## START Given data

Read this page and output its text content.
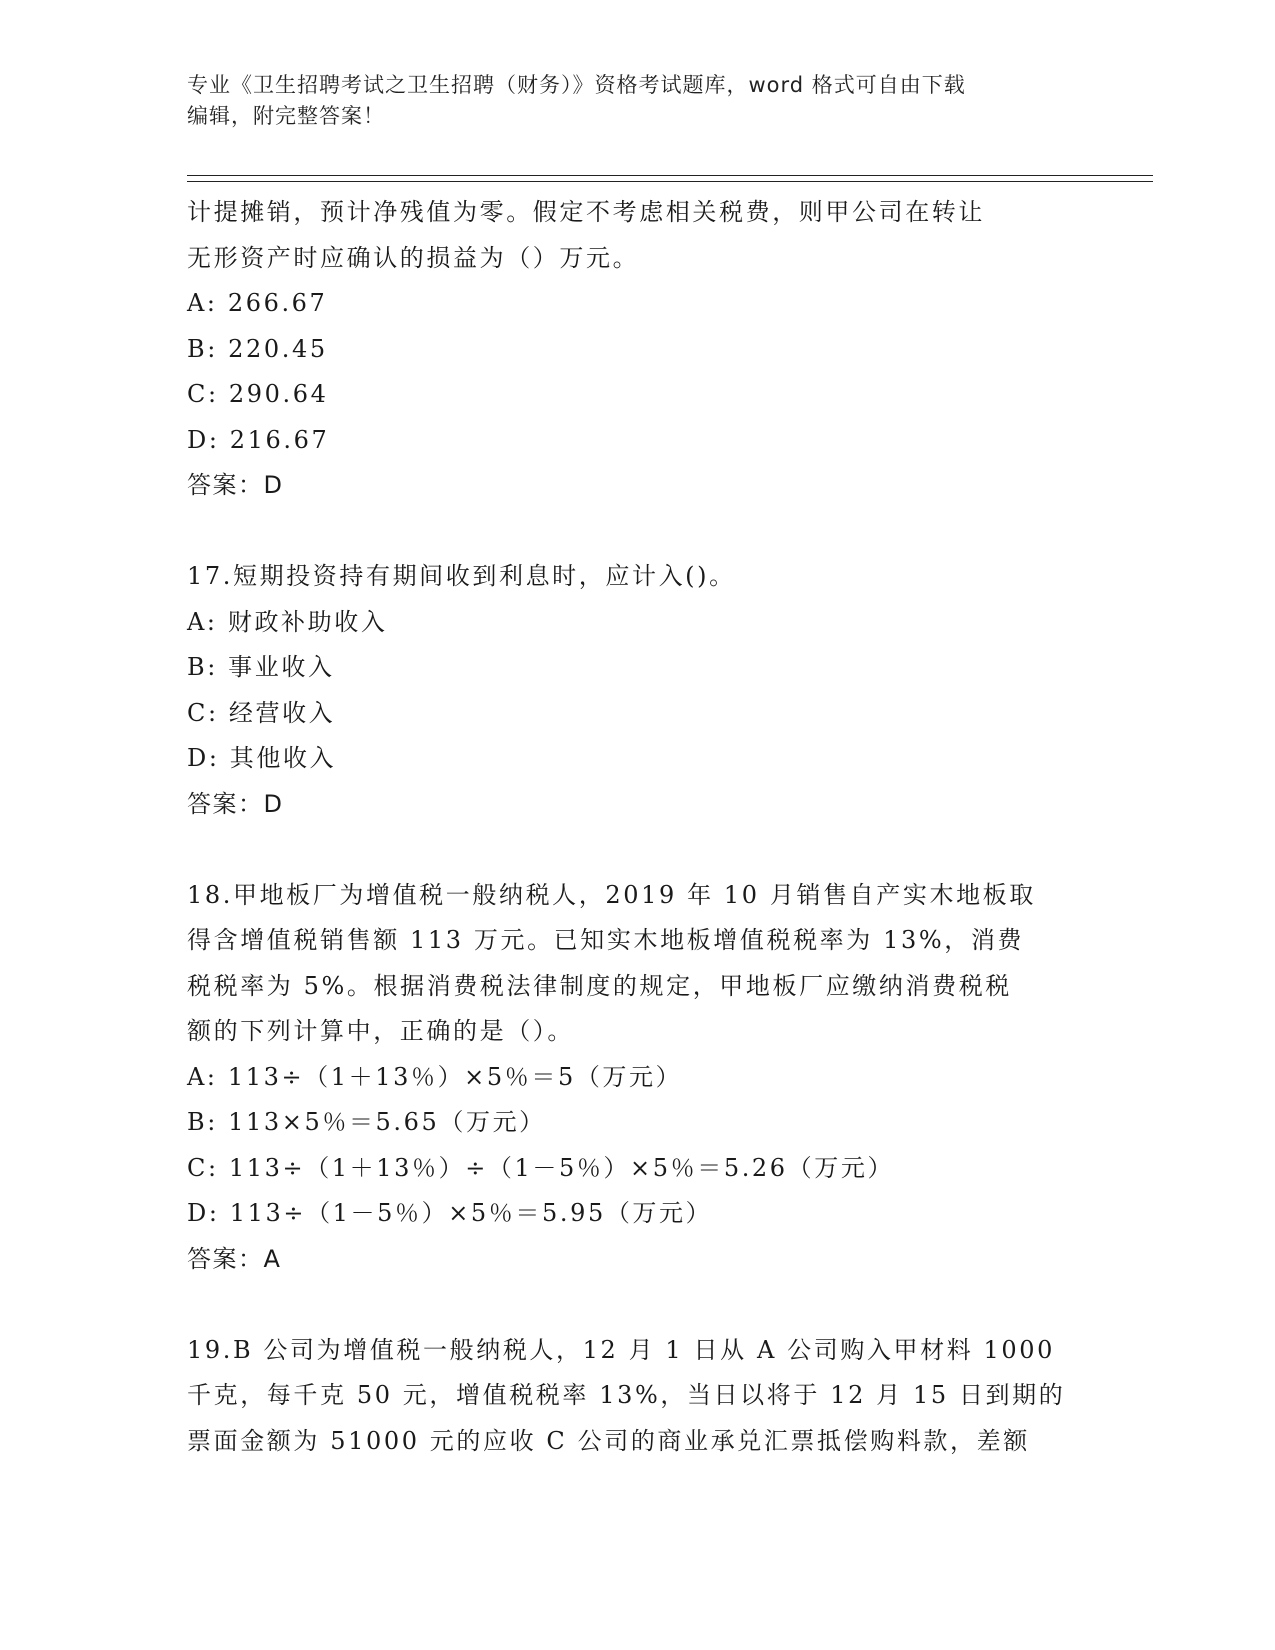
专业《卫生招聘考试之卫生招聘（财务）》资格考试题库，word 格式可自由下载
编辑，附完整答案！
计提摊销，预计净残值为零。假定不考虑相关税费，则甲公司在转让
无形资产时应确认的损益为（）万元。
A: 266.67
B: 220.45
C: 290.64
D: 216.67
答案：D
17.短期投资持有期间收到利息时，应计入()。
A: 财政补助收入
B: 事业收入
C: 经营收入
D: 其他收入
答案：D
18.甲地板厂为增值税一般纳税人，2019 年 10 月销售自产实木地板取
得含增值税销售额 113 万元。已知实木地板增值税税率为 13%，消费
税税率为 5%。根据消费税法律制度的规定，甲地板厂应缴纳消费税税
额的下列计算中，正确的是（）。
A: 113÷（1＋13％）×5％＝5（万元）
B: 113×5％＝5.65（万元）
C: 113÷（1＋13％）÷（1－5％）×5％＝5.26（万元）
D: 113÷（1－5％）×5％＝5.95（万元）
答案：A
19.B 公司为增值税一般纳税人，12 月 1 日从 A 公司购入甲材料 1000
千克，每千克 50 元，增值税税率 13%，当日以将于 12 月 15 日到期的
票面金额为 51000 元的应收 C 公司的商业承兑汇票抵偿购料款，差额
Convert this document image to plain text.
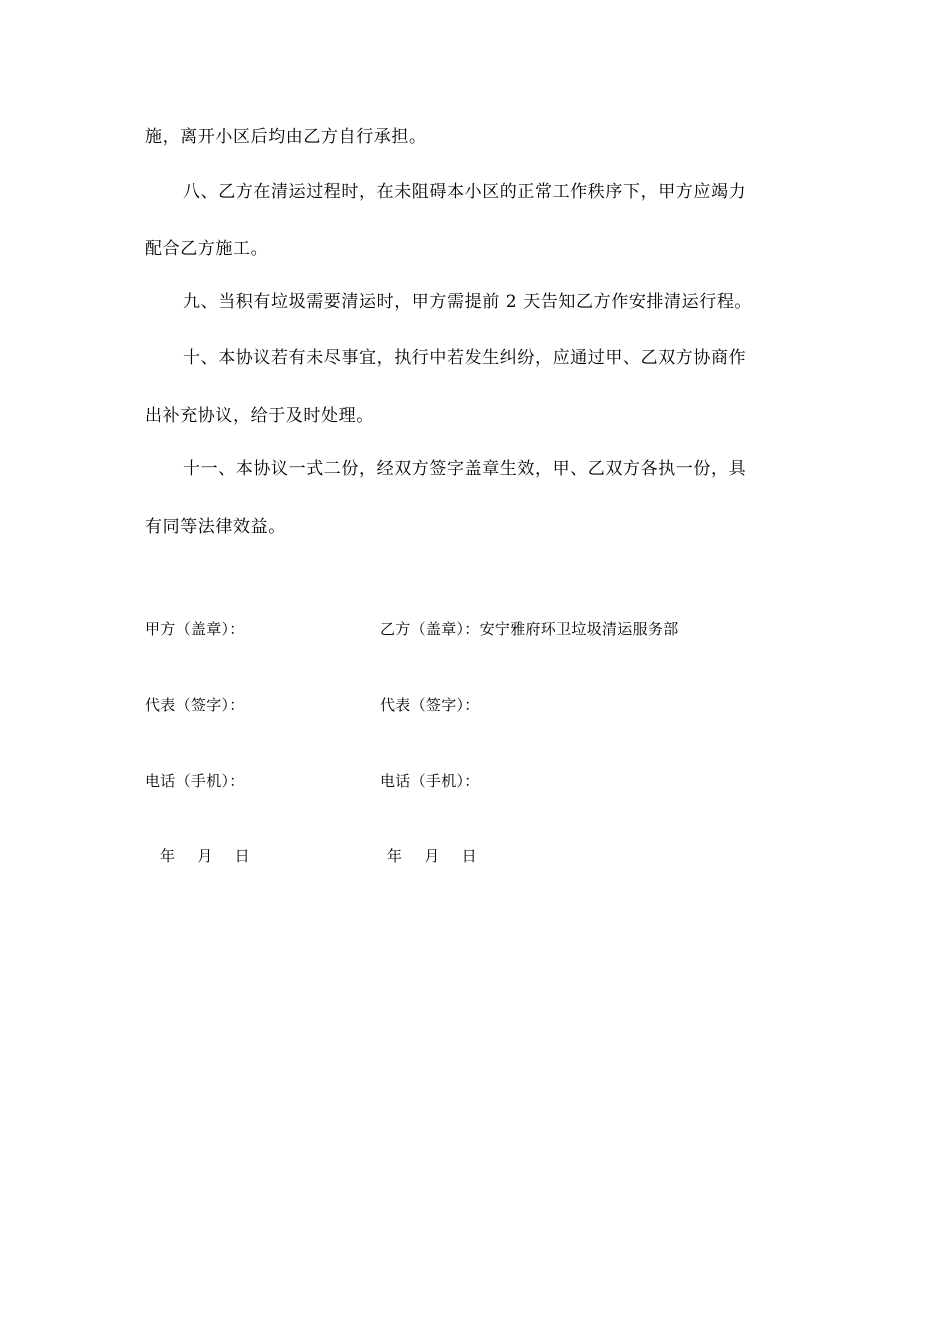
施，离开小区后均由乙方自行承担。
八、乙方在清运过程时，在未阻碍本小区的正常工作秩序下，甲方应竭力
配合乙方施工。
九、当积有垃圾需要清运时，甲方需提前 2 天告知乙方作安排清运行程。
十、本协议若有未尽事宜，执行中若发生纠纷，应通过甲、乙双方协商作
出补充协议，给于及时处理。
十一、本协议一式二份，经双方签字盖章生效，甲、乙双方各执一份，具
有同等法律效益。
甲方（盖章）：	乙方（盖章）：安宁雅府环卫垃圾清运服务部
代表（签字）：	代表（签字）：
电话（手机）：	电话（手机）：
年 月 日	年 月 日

## END Given data

#### Exercise description:
Quote the records above exactly, leaving out any pictures.

#### Response to the task:
Read this page and output its text content.
专业《卫生招聘考试之卫生招聘（财务）》资格考试题库，word 格式可自由下载
编辑，附完整答案！
计提摊销，预计净残值为零。假定不考虑相关税费，则甲公司在转让
无形资产时应确认的损益为（）万元。
A: 266.67
B: 220.45
C: 290.64
D: 216.67
答案：D
17.短期投资持有期间收到利息时，应计入()。
A: 财政补助收入
B: 事业收入
C: 经营收入
D: 其他收入
答案：D
18.甲地板厂为增值税一般纳税人，2019 年 10 月销售自产实木地板取
得含增值税销售额 113 万元。已知实木地板增值税税率为 13%，消费
税税率为 5%。根据消费税法律制度的规定，甲地板厂应缴纳消费税税
额的下列计算中，正确的是（）。
A: 113÷（1＋13％）×5％＝5（万元）
B: 113×5％＝5.65（万元）
C: 113÷（1＋13％）÷（1－5％）×5％＝5.26（万元）
D: 113÷（1－5％）×5％＝5.95（万元）
答案：A
19.B 公司为增值税一般纳税人，12 月 1 日从 A 公司购入甲材料 1000
千克，每千克 50 元，增值税税率 13%，当日以将于 12 月 15 日到期的
票面金额为 51000 元的应收 C 公司的商业承兑汇票抵偿购料款，差额
Convert this document image to plain text.
施，离开小区后均由乙方自行承担。
八、乙方在清运过程时，在未阻碍本小区的正常工作秩序下，甲方应竭力
配合乙方施工。
九、当积有垃圾需要清运时，甲方需提前 2 天告知乙方作安排清运行程。
十、本协议若有未尽事宜，执行中若发生纠纷，应通过甲、乙双方协商作
出补充协议，给于及时处理。
十一、本协议一式二份，经双方签字盖章生效，甲、乙双方各执一份，具
有同等法律效益。
甲方（盖章）：	乙方（盖章）：安宁雅府环卫垃圾清运服务部
代表（签字）：	代表（签字）：
电话（手机）：	电话（手机）：
年 月 日	年 月 日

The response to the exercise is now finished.